**Exercise goal:** Take the material below and write it all out again exactly.
── Information shown
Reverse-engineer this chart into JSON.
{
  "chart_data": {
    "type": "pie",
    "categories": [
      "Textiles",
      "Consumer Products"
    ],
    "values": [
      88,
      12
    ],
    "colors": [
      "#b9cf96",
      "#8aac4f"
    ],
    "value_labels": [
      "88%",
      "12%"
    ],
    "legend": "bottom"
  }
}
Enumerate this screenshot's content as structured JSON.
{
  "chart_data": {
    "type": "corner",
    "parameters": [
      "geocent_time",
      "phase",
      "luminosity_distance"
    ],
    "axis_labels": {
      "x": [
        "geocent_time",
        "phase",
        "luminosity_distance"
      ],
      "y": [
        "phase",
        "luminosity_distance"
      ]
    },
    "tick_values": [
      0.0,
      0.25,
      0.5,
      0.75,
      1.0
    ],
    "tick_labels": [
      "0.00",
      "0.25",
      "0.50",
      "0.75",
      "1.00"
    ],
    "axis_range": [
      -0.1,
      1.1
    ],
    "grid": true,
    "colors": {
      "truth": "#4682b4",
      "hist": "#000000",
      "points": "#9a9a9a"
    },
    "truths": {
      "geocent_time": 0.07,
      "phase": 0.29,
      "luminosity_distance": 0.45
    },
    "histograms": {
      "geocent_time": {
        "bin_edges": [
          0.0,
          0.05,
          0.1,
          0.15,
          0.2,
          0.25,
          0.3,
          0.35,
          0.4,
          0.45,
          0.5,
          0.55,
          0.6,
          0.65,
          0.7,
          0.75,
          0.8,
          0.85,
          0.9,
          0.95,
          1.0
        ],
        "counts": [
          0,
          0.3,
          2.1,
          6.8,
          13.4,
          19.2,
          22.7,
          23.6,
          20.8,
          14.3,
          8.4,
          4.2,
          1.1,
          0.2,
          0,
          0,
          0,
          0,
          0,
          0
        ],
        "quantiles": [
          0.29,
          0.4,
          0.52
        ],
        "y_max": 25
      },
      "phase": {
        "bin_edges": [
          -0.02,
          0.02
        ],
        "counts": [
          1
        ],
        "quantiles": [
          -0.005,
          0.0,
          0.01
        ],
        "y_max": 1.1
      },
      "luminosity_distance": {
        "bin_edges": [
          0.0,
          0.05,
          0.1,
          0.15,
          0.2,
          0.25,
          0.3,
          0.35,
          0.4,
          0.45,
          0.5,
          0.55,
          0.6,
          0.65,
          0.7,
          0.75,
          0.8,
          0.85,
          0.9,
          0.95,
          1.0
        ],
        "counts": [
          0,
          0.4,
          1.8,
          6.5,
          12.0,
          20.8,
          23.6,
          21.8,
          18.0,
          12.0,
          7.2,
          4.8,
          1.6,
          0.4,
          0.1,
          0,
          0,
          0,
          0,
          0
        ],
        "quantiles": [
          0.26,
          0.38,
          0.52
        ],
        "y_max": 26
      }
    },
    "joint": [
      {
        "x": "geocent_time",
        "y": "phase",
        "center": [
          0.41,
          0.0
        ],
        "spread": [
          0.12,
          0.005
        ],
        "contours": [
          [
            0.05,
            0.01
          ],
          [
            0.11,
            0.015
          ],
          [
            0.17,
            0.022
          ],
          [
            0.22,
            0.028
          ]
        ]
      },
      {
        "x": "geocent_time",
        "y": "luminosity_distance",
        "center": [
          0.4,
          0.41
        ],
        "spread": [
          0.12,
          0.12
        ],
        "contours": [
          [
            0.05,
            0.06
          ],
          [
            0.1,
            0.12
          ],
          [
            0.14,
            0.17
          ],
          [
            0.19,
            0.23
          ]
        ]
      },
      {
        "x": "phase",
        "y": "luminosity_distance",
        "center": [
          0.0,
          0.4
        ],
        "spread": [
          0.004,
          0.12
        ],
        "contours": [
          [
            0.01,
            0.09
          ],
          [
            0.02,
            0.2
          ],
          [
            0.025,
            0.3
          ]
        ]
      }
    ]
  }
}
────
**Answer in full:**
Reverse-engineer this chart into JSON.
{
  "chart_data": {
    "type": "pie",
    "categories": [
      "Textiles",
      "Consumer Products"
    ],
    "values": [
      88,
      12
    ],
    "colors": [
      "#b9cf96",
      "#8aac4f"
    ],
    "value_labels": [
      "88%",
      "12%"
    ],
    "legend": "bottom"
  }
}
Enumerate this screenshot's content as structured JSON.
{
  "chart_data": {
    "type": "corner",
    "parameters": [
      "geocent_time",
      "phase",
      "luminosity_distance"
    ],
    "axis_labels": {
      "x": [
        "geocent_time",
        "phase",
        "luminosity_distance"
      ],
      "y": [
        "phase",
        "luminosity_distance"
      ]
    },
    "tick_values": [
      0.0,
      0.25,
      0.5,
      0.75,
      1.0
    ],
    "tick_labels": [
      "0.00",
      "0.25",
      "0.50",
      "0.75",
      "1.00"
    ],
    "axis_range": [
      -0.1,
      1.1
    ],
    "grid": true,
    "colors": {
      "truth": "#4682b4",
      "hist": "#000000",
      "points": "#9a9a9a"
    },
    "truths": {
      "geocent_time": 0.07,
      "phase": 0.29,
      "luminosity_distance": 0.45
    },
    "histograms": {
      "geocent_time": {
        "bin_edges": [
          0.0,
          0.05,
          0.1,
          0.15,
          0.2,
          0.25,
          0.3,
          0.35,
          0.4,
          0.45,
          0.5,
          0.55,
          0.6,
          0.65,
          0.7,
          0.75,
          0.8,
          0.85,
          0.9,
          0.95,
          1.0
        ],
        "counts": [
          0,
          0.3,
          2.1,
          6.8,
          13.4,
          19.2,
          22.7,
          23.6,
          20.8,
          14.3,
          8.4,
          4.2,
          1.1,
          0.2,
          0,
          0,
          0,
          0,
          0,
          0
        ],
        "quantiles": [
          0.29,
          0.4,
          0.52
        ],
        "y_max": 25
      },
      "phase": {
        "bin_edges": [
          -0.02,
          0.02
        ],
        "counts": [
          1
        ],
        "quantiles": [
          -0.005,
          0.0,
          0.01
        ],
        "y_max": 1.1
      },
      "luminosity_distance": {
        "bin_edges": [
          0.0,
          0.05,
          0.1,
          0.15,
          0.2,
          0.25,
          0.3,
          0.35,
          0.4,
          0.45,
          0.5,
          0.55,
          0.6,
          0.65,
          0.7,
          0.75,
          0.8,
          0.85,
          0.9,
          0.95,
          1.0
        ],
        "counts": [
          0,
          0.4,
          1.8,
          6.5,
          12.0,
          20.8,
          23.6,
          21.8,
          18.0,
          12.0,
          7.2,
          4.8,
          1.6,
          0.4,
          0.1,
          0,
          0,
          0,
          0,
          0
        ],
        "quantiles": [
          0.26,
          0.38,
          0.52
        ],
        "y_max": 26
      }
    },
    "joint": [
      {
        "x": "geocent_time",
        "y": "phase",
        "center": [
          0.41,
          0.0
        ],
        "spread": [
          0.12,
          0.005
        ],
        "contours": [
          [
            0.05,
            0.01
          ],
          [
            0.11,
            0.015
          ],
          [
            0.17,
            0.022
          ],
          [
            0.22,
            0.028
          ]
        ]
      },
      {
        "x": "geocent_time",
        "y": "luminosity_distance",
        "center": [
          0.4,
          0.41
        ],
        "spread": [
          0.12,
          0.12
        ],
        "contours": [
          [
            0.05,
            0.06
          ],
          [
            0.1,
            0.12
          ],
          [
            0.14,
            0.17
          ],
          [
            0.19,
            0.23
          ]
        ]
      },
      {
        "x": "phase",
        "y": "luminosity_distance",
        "center": [
          0.0,
          0.4
        ],
        "spread": [
          0.004,
          0.12
        ],
        "contours": [
          [
            0.01,
            0.09
          ],
          [
            0.02,
            0.2
          ],
          [
            0.025,
            0.3
          ]
        ]
      }
    ]
  }
}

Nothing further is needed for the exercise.